# [PROBLEM DETAILS]
Print the entire listing. Each line must match the original exactly.

>>>>

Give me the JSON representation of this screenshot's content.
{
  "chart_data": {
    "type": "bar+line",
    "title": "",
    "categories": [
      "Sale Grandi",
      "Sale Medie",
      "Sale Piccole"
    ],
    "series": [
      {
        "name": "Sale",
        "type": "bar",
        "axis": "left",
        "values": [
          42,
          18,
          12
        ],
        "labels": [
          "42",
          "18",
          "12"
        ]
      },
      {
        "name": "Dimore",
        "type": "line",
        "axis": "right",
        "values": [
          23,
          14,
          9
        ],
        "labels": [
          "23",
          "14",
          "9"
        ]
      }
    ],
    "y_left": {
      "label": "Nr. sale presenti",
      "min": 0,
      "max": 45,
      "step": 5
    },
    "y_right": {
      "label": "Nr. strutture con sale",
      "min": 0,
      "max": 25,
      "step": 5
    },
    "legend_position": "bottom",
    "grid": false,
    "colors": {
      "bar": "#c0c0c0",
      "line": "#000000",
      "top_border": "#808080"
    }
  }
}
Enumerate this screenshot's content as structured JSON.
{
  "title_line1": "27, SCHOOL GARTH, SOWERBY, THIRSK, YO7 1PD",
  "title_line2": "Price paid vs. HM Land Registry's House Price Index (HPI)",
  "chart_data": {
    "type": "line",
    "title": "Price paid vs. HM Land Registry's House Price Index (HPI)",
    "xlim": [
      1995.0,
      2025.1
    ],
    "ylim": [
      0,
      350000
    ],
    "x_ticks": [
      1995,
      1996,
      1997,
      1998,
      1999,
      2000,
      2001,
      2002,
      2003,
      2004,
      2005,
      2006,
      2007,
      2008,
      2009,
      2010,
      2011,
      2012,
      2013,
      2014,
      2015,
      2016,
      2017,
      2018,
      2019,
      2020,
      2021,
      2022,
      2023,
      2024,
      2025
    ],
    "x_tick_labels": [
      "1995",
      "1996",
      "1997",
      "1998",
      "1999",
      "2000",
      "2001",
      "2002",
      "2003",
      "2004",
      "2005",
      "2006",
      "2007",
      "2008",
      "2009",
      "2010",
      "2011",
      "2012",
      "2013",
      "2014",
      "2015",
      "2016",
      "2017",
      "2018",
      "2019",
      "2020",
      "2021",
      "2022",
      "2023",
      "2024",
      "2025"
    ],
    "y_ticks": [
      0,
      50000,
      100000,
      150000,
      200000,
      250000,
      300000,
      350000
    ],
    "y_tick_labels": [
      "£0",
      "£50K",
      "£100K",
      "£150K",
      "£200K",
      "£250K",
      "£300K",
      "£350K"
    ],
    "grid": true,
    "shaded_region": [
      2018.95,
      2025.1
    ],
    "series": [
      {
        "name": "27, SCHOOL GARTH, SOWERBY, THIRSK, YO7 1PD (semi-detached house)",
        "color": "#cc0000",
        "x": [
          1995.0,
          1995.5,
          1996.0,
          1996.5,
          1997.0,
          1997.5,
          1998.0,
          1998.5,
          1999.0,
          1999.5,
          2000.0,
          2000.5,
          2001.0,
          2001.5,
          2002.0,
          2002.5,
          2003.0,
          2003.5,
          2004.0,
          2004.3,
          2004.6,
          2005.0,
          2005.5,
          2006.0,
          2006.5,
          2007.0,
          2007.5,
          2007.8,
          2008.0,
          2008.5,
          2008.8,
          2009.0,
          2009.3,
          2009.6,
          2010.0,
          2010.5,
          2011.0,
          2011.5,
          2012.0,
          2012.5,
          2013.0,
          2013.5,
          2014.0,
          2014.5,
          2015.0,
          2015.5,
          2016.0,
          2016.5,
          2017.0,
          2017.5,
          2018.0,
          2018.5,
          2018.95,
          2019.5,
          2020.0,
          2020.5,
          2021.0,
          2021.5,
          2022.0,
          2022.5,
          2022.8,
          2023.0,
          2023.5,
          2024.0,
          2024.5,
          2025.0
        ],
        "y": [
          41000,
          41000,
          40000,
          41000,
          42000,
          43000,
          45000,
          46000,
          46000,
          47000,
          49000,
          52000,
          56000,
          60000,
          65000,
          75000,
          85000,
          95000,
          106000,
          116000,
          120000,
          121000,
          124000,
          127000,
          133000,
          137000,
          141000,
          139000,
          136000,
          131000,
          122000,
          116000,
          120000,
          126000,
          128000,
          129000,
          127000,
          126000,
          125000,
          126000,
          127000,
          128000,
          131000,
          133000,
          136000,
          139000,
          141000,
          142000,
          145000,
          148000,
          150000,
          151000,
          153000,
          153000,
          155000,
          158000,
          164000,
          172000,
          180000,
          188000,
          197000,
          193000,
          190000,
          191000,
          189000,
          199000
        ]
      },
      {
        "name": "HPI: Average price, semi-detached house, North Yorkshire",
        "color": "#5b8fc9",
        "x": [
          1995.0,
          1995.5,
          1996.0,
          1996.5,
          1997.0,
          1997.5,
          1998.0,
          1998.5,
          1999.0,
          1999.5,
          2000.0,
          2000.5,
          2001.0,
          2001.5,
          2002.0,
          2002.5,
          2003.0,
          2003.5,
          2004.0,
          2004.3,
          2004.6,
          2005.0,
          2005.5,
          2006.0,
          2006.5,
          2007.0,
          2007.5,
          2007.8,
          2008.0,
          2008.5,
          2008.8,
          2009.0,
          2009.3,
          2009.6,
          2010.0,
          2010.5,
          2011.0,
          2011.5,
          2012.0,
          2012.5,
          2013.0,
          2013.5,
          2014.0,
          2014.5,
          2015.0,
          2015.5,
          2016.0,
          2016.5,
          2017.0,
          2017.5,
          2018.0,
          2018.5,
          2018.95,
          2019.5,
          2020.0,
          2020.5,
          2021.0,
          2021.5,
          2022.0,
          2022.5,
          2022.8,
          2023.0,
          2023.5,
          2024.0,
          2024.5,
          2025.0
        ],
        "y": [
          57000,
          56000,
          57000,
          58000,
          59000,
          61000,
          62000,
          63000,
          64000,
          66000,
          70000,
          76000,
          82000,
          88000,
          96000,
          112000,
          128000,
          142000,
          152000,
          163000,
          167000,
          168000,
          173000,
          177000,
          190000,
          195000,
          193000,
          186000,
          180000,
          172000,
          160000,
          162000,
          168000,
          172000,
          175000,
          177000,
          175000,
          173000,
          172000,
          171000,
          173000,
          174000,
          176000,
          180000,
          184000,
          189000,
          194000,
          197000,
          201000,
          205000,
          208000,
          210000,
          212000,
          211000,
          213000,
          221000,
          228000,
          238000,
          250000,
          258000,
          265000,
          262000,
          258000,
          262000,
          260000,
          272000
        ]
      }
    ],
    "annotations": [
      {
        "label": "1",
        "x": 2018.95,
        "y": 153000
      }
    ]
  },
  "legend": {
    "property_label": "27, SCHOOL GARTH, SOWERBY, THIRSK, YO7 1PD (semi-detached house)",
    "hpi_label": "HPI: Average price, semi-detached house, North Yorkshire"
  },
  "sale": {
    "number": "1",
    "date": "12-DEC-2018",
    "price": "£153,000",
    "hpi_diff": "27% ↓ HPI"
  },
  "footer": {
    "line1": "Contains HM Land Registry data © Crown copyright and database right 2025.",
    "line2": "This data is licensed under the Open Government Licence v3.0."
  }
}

<<<<

# [WRITTEN REPLY]
Give me the JSON representation of this screenshot's content.
{
  "chart_data": {
    "type": "bar+line",
    "title": "",
    "categories": [
      "Sale Grandi",
      "Sale Medie",
      "Sale Piccole"
    ],
    "series": [
      {
        "name": "Sale",
        "type": "bar",
        "axis": "left",
        "values": [
          42,
          18,
          12
        ],
        "labels": [
          "42",
          "18",
          "12"
        ]
      },
      {
        "name": "Dimore",
        "type": "line",
        "axis": "right",
        "values": [
          23,
          14,
          9
        ],
        "labels": [
          "23",
          "14",
          "9"
        ]
      }
    ],
    "y_left": {
      "label": "Nr. sale presenti",
      "min": 0,
      "max": 45,
      "step": 5
    },
    "y_right": {
      "label": "Nr. strutture con sale",
      "min": 0,
      "max": 25,
      "step": 5
    },
    "legend_position": "bottom",
    "grid": false,
    "colors": {
      "bar": "#c0c0c0",
      "line": "#000000",
      "top_border": "#808080"
    }
  }
}
Enumerate this screenshot's content as structured JSON.
{
  "title_line1": "27, SCHOOL GARTH, SOWERBY, THIRSK, YO7 1PD",
  "title_line2": "Price paid vs. HM Land Registry's House Price Index (HPI)",
  "chart_data": {
    "type": "line",
    "title": "Price paid vs. HM Land Registry's House Price Index (HPI)",
    "xlim": [
      1995.0,
      2025.1
    ],
    "ylim": [
      0,
      350000
    ],
    "x_ticks": [
      1995,
      1996,
      1997,
      1998,
      1999,
      2000,
      2001,
      2002,
      2003,
      2004,
      2005,
      2006,
      2007,
      2008,
      2009,
      2010,
      2011,
      2012,
      2013,
      2014,
      2015,
      2016,
      2017,
      2018,
      2019,
      2020,
      2021,
      2022,
      2023,
      2024,
      2025
    ],
    "x_tick_labels": [
      "1995",
      "1996",
      "1997",
      "1998",
      "1999",
      "2000",
      "2001",
      "2002",
      "2003",
      "2004",
      "2005",
      "2006",
      "2007",
      "2008",
      "2009",
      "2010",
      "2011",
      "2012",
      "2013",
      "2014",
      "2015",
      "2016",
      "2017",
      "2018",
      "2019",
      "2020",
      "2021",
      "2022",
      "2023",
      "2024",
      "2025"
    ],
    "y_ticks": [
      0,
      50000,
      100000,
      150000,
      200000,
      250000,
      300000,
      350000
    ],
    "y_tick_labels": [
      "£0",
      "£50K",
      "£100K",
      "£150K",
      "£200K",
      "£250K",
      "£300K",
      "£350K"
    ],
    "grid": true,
    "shaded_region": [
      2018.95,
      2025.1
    ],
    "series": [
      {
        "name": "27, SCHOOL GARTH, SOWERBY, THIRSK, YO7 1PD (semi-detached house)",
        "color": "#cc0000",
        "x": [
          1995.0,
          1995.5,
          1996.0,
          1996.5,
          1997.0,
          1997.5,
          1998.0,
          1998.5,
          1999.0,
          1999.5,
          2000.0,
          2000.5,
          2001.0,
          2001.5,
          2002.0,
          2002.5,
          2003.0,
          2003.5,
          2004.0,
          2004.3,
          2004.6,
          2005.0,
          2005.5,
          2006.0,
          2006.5,
          2007.0,
          2007.5,
          2007.8,
          2008.0,
          2008.5,
          2008.8,
          2009.0,
          2009.3,
          2009.6,
          2010.0,
          2010.5,
          2011.0,
          2011.5,
          2012.0,
          2012.5,
          2013.0,
          2013.5,
          2014.0,
          2014.5,
          2015.0,
          2015.5,
          2016.0,
          2016.5,
          2017.0,
          2017.5,
          2018.0,
          2018.5,
          2018.95,
          2019.5,
          2020.0,
          2020.5,
          2021.0,
          2021.5,
          2022.0,
          2022.5,
          2022.8,
          2023.0,
          2023.5,
          2024.0,
          2024.5,
          2025.0
        ],
        "y": [
          41000,
          41000,
          40000,
          41000,
          42000,
          43000,
          45000,
          46000,
          46000,
          47000,
          49000,
          52000,
          56000,
          60000,
          65000,
          75000,
          85000,
          95000,
          106000,
          116000,
          120000,
          121000,
          124000,
          127000,
          133000,
          137000,
          141000,
          139000,
          136000,
          131000,
          122000,
          116000,
          120000,
          126000,
          128000,
          129000,
          127000,
          126000,
          125000,
          126000,
          127000,
          128000,
          131000,
          133000,
          136000,
          139000,
          141000,
          142000,
          145000,
          148000,
          150000,
          151000,
          153000,
          153000,
          155000,
          158000,
          164000,
          172000,
          180000,
          188000,
          197000,
          193000,
          190000,
          191000,
          189000,
          199000
        ]
      },
      {
        "name": "HPI: Average price, semi-detached house, North Yorkshire",
        "color": "#5b8fc9",
        "x": [
          1995.0,
          1995.5,
          1996.0,
          1996.5,
          1997.0,
          1997.5,
          1998.0,
          1998.5,
          1999.0,
          1999.5,
          2000.0,
          2000.5,
          2001.0,
          2001.5,
          2002.0,
          2002.5,
          2003.0,
          2003.5,
          2004.0,
          2004.3,
          2004.6,
          2005.0,
          2005.5,
          2006.0,
          2006.5,
          2007.0,
          2007.5,
          2007.8,
          2008.0,
          2008.5,
          2008.8,
          2009.0,
          2009.3,
          2009.6,
          2010.0,
          2010.5,
          2011.0,
          2011.5,
          2012.0,
          2012.5,
          2013.0,
          2013.5,
          2014.0,
          2014.5,
          2015.0,
          2015.5,
          2016.0,
          2016.5,
          2017.0,
          2017.5,
          2018.0,
          2018.5,
          2018.95,
          2019.5,
          2020.0,
          2020.5,
          2021.0,
          2021.5,
          2022.0,
          2022.5,
          2022.8,
          2023.0,
          2023.5,
          2024.0,
          2024.5,
          2025.0
        ],
        "y": [
          57000,
          56000,
          57000,
          58000,
          59000,
          61000,
          62000,
          63000,
          64000,
          66000,
          70000,
          76000,
          82000,
          88000,
          96000,
          112000,
          128000,
          142000,
          152000,
          163000,
          167000,
          168000,
          173000,
          177000,
          190000,
          195000,
          193000,
          186000,
          180000,
          172000,
          160000,
          162000,
          168000,
          172000,
          175000,
          177000,
          175000,
          173000,
          172000,
          171000,
          173000,
          174000,
          176000,
          180000,
          184000,
          189000,
          194000,
          197000,
          201000,
          205000,
          208000,
          210000,
          212000,
          211000,
          213000,
          221000,
          228000,
          238000,
          250000,
          258000,
          265000,
          262000,
          258000,
          262000,
          260000,
          272000
        ]
      }
    ],
    "annotations": [
      {
        "label": "1",
        "x": 2018.95,
        "y": 153000
      }
    ]
  },
  "legend": {
    "property_label": "27, SCHOOL GARTH, SOWERBY, THIRSK, YO7 1PD (semi-detached house)",
    "hpi_label": "HPI: Average price, semi-detached house, North Yorkshire"
  },
  "sale": {
    "number": "1",
    "date": "12-DEC-2018",
    "price": "£153,000",
    "hpi_diff": "27% ↓ HPI"
  },
  "footer": {
    "line1": "Contains HM Land Registry data © Crown copyright and database right 2025.",
    "line2": "This data is licensed under the Open Government Licence v3.0."
  }
}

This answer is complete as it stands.